**取り組む課題:** Mascotニューズレターの本文から、「今月の論文は、マラリア原虫に」で始まり「ありましたらご連絡ください。」で終わる部分をそのまま書き写せ。

2022年2月号

今月のブログでは、FTPプロトコルの廃止と新たなダウンロード方法についてご紹介します。

今月の論文は、マラリア原虫におけるヒストンの翻訳後修飾と修飾の組み合わせを定量化するミドルダウン解析法をご紹介します。

今月の小技は、Mascot Distillerのアップデートについてのお知らせです。

Mascotニューズレターのバックナンバーはこのページ(英語版日本語版)からご覧いただけます。また、Mascotニューズレターの内容に関してお気づきの点やご質問などありましたらご連絡ください。

ファイル転送プロトコル(FTP)の廃止

Mascot Server Database Manager によるタンパク質配列データベースのダウンロードにはFile Transfer Protocol (FTP) が使用されてきましたが、50年の歴史を経てこのプロトコルは引退に向かっています。データベースNextProtだけでなく、一般的なブラウザのプラットフォームもFTPをサポートしなくなりました。

保存済みデータエントリ
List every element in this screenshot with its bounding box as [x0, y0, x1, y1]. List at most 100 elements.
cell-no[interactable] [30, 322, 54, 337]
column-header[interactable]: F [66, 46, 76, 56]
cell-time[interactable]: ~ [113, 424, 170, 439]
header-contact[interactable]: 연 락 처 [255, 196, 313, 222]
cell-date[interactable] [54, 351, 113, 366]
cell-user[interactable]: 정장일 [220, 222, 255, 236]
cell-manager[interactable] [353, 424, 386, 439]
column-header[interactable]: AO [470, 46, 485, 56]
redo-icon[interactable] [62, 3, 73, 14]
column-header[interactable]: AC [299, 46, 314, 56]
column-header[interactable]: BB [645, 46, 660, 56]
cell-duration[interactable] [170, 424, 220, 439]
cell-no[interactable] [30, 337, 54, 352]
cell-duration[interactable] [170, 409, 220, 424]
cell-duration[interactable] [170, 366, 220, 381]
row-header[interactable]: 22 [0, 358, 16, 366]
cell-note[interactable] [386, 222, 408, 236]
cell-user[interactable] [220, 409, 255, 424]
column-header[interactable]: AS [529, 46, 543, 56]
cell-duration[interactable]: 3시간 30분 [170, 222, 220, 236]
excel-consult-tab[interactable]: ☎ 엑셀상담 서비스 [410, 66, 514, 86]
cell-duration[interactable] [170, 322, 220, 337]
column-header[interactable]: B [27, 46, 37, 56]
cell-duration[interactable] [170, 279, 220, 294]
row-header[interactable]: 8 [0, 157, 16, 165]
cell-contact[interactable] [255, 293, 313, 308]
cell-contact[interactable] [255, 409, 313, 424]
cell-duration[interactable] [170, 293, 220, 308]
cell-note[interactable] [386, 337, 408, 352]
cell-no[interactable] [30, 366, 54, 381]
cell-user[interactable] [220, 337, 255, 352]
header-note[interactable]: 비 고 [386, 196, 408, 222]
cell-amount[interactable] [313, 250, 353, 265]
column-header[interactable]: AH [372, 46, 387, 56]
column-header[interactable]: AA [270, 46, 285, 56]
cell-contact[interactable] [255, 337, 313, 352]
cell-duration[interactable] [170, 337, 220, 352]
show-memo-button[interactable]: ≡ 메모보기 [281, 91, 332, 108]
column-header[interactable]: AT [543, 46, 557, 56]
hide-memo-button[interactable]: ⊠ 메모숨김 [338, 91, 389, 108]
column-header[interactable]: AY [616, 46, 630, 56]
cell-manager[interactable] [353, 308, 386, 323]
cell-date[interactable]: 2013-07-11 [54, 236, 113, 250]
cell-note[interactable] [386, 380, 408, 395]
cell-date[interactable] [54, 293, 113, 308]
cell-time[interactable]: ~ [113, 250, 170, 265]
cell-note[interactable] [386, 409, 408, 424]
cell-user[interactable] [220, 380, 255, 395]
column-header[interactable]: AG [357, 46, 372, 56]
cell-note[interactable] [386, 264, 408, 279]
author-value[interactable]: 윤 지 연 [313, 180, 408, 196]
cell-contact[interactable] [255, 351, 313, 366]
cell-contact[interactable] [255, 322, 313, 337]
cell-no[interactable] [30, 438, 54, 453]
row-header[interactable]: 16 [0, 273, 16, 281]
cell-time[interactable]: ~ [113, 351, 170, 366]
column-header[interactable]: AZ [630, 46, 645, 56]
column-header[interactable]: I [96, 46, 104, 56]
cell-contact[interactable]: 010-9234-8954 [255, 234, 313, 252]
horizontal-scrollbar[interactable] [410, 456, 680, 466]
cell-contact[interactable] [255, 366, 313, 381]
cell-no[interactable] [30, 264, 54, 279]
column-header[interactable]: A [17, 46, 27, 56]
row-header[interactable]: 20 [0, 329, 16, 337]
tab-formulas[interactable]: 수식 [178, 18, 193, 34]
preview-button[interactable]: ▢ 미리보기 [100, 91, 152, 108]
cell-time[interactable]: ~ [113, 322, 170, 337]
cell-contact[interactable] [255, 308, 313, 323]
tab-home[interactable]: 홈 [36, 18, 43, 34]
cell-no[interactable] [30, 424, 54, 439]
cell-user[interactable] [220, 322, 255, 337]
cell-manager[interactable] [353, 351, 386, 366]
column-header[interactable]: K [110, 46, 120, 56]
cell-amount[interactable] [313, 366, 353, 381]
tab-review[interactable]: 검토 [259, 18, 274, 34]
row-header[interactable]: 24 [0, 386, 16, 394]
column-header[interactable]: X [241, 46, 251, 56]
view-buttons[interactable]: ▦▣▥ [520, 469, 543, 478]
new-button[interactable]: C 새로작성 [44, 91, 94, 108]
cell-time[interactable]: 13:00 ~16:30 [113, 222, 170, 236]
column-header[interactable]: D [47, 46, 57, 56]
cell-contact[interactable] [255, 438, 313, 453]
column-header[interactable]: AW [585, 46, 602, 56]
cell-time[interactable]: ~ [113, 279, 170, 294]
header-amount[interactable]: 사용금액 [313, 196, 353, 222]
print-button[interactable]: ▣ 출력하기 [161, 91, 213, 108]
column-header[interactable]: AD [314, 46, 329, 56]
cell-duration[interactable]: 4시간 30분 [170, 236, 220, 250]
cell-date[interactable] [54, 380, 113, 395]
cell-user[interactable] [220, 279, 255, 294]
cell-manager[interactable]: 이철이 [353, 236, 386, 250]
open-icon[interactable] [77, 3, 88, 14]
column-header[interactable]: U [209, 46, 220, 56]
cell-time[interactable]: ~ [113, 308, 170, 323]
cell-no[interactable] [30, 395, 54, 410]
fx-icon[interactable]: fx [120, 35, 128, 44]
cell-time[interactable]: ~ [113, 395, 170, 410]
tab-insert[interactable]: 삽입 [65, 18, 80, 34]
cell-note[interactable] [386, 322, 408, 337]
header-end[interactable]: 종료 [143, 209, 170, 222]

**解答:**
今月の論文は、マラリア原虫におけるヒストンの翻訳後修飾と修飾の組み合わせを定量化するミドルダウン解析法をご紹介します。

今月の小技は、Mascot Distillerのアップデートについてのお知らせです。

Mascotニューズレターのバックナンバーはこのページ(英語版日本語版)からご覧いただけます。また、Mascotニューズレターの内容に関してお気づきの点やご質問などありましたらご連絡ください。